[Figure dataset records]
========================================================================

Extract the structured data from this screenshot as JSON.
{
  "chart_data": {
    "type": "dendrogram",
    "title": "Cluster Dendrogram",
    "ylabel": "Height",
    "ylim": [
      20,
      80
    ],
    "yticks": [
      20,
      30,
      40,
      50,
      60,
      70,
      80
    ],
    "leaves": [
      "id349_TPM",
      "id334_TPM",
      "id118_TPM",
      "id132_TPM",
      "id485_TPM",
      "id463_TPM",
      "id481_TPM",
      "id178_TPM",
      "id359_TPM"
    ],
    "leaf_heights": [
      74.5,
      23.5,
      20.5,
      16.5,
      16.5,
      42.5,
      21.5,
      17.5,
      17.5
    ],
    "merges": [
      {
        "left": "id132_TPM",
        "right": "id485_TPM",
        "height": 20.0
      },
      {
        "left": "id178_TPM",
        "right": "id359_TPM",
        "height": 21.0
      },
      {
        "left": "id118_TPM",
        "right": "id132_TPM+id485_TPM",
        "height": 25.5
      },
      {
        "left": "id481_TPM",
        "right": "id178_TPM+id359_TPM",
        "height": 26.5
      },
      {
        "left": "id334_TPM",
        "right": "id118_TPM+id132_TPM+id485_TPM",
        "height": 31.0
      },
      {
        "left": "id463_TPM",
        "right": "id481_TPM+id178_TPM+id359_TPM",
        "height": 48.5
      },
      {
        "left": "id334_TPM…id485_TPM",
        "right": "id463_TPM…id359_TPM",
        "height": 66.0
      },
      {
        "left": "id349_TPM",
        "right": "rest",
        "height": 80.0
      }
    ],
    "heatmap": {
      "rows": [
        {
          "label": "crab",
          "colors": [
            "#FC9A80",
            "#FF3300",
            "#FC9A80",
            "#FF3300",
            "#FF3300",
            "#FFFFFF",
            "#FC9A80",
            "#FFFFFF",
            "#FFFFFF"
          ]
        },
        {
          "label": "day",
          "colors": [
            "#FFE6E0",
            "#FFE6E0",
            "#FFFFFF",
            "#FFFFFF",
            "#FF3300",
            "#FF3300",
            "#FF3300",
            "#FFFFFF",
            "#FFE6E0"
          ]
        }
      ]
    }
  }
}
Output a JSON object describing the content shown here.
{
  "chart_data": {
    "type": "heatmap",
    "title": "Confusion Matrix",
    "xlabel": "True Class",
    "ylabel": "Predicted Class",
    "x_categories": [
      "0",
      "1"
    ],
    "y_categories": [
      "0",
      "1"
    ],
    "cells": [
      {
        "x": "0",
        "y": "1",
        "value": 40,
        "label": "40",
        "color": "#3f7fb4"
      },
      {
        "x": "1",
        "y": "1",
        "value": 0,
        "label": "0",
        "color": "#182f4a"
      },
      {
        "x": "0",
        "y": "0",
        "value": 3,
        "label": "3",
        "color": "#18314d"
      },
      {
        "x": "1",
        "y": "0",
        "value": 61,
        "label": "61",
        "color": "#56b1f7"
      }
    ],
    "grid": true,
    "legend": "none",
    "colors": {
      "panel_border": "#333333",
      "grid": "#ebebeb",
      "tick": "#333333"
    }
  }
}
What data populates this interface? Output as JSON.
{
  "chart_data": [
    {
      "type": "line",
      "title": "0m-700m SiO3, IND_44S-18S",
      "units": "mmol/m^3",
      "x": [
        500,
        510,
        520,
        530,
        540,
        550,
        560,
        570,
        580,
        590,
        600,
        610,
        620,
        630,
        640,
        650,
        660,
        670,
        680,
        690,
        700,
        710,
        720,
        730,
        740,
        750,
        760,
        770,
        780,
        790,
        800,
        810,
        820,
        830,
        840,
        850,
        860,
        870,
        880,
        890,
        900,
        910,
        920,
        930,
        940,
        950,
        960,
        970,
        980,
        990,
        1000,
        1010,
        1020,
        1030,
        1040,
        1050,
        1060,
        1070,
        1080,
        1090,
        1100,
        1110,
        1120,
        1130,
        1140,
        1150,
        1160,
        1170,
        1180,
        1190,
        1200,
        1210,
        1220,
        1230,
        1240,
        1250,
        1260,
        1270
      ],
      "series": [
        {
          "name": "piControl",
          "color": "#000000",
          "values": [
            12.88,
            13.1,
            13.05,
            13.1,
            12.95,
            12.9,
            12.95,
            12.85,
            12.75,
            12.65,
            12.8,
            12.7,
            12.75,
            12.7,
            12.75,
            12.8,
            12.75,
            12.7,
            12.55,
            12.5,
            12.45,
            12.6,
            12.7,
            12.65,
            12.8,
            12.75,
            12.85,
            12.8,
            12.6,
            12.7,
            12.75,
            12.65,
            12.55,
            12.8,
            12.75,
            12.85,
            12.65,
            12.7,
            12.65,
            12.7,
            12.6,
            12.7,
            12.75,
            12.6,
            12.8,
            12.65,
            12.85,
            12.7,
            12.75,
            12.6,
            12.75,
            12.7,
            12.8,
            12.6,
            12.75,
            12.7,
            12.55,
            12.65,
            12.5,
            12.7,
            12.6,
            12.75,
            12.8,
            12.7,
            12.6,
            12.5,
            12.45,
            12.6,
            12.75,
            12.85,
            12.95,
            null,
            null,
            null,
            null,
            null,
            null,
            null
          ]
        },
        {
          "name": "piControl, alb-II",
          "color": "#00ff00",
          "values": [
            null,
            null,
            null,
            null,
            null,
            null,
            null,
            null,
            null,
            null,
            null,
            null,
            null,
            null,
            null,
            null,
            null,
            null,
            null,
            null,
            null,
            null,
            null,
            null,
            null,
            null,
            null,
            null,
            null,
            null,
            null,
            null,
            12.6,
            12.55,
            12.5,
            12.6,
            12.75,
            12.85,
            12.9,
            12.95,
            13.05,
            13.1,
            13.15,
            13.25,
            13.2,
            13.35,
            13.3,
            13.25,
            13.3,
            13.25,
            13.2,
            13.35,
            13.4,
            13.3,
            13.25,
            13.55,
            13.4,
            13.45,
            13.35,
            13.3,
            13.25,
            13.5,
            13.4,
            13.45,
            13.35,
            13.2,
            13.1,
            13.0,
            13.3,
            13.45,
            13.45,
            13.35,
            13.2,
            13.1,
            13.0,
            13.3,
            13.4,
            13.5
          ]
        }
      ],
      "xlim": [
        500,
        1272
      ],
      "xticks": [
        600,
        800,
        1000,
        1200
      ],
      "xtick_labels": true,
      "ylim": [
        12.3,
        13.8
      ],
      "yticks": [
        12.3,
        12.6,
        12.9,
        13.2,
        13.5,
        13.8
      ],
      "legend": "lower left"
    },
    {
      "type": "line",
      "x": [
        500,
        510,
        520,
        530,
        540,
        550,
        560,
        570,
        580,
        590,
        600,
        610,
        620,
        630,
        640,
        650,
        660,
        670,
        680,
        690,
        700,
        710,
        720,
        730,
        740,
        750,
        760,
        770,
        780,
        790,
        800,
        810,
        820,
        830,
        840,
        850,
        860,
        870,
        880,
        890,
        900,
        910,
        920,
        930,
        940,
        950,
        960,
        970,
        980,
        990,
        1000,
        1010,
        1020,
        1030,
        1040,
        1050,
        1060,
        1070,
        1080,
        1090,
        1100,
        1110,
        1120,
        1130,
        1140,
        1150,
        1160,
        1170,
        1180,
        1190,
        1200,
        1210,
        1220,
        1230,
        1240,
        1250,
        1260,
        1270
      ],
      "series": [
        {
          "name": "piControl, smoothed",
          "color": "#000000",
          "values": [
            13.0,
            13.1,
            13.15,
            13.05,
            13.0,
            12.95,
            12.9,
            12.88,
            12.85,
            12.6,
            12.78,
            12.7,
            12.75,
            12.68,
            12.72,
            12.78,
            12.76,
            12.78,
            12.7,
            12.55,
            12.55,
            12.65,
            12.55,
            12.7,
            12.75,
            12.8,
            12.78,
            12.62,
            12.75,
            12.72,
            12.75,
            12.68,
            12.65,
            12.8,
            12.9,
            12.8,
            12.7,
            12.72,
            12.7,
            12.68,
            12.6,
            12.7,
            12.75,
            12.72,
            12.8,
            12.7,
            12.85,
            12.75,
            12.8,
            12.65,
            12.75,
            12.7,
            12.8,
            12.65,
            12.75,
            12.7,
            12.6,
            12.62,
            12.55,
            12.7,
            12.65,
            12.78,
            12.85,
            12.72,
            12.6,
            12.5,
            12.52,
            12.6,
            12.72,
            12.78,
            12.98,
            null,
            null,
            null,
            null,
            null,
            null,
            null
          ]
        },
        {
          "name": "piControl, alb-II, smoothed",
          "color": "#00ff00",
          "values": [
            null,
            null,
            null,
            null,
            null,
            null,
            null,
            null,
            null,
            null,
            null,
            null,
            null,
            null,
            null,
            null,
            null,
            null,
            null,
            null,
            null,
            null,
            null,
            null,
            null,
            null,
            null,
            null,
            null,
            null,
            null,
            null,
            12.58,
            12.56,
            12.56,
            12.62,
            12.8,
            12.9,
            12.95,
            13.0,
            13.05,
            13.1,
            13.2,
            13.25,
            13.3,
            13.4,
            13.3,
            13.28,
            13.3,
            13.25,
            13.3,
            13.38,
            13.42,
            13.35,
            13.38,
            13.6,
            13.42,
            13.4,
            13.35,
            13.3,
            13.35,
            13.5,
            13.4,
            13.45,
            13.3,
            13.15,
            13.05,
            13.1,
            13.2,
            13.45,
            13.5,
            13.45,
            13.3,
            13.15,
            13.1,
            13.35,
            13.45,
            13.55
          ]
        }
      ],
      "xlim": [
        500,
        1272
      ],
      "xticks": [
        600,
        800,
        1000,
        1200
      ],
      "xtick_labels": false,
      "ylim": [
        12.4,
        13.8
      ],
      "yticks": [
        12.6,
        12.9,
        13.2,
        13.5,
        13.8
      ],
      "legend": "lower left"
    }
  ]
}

========================================================================

» **Brief**
Pull out every line above that holds the word "smoothed".

» **The solution**
          "name": "piControl, smoothed",
          "name": "piControl, alb-II, smoothed",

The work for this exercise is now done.